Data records
====
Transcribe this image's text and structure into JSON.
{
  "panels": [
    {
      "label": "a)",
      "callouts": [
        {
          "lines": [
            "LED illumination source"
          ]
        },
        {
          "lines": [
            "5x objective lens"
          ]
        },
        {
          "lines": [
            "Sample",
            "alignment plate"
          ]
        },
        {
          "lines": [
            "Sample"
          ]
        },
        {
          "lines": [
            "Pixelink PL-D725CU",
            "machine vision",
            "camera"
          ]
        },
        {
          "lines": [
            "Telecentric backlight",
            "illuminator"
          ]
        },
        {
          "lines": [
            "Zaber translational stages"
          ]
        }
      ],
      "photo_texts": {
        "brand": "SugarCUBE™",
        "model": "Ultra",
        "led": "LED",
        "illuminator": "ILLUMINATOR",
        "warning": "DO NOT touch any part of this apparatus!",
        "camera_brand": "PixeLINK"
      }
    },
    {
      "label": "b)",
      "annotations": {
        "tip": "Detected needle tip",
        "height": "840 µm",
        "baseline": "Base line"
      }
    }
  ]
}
====
Brief —
Restate all of the entries above precisely.

Expected answer —
Transcribe this image's text and structure into JSON.
{
  "panels": [
    {
      "label": "a)",
      "callouts": [
        {
          "lines": [
            "LED illumination source"
          ]
        },
        {
          "lines": [
            "5x objective lens"
          ]
        },
        {
          "lines": [
            "Sample",
            "alignment plate"
          ]
        },
        {
          "lines": [
            "Sample"
          ]
        },
        {
          "lines": [
            "Pixelink PL-D725CU",
            "machine vision",
            "camera"
          ]
        },
        {
          "lines": [
            "Telecentric backlight",
            "illuminator"
          ]
        },
        {
          "lines": [
            "Zaber translational stages"
          ]
        }
      ],
      "photo_texts": {
        "brand": "SugarCUBE™",
        "model": "Ultra",
        "led": "LED",
        "illuminator": "ILLUMINATOR",
        "warning": "DO NOT touch any part of this apparatus!",
        "camera_brand": "PixeLINK"
      }
    },
    {
      "label": "b)",
      "annotations": {
        "tip": "Detected needle tip",
        "height": "840 µm",
        "baseline": "Base line"
      }
    }
  ]
}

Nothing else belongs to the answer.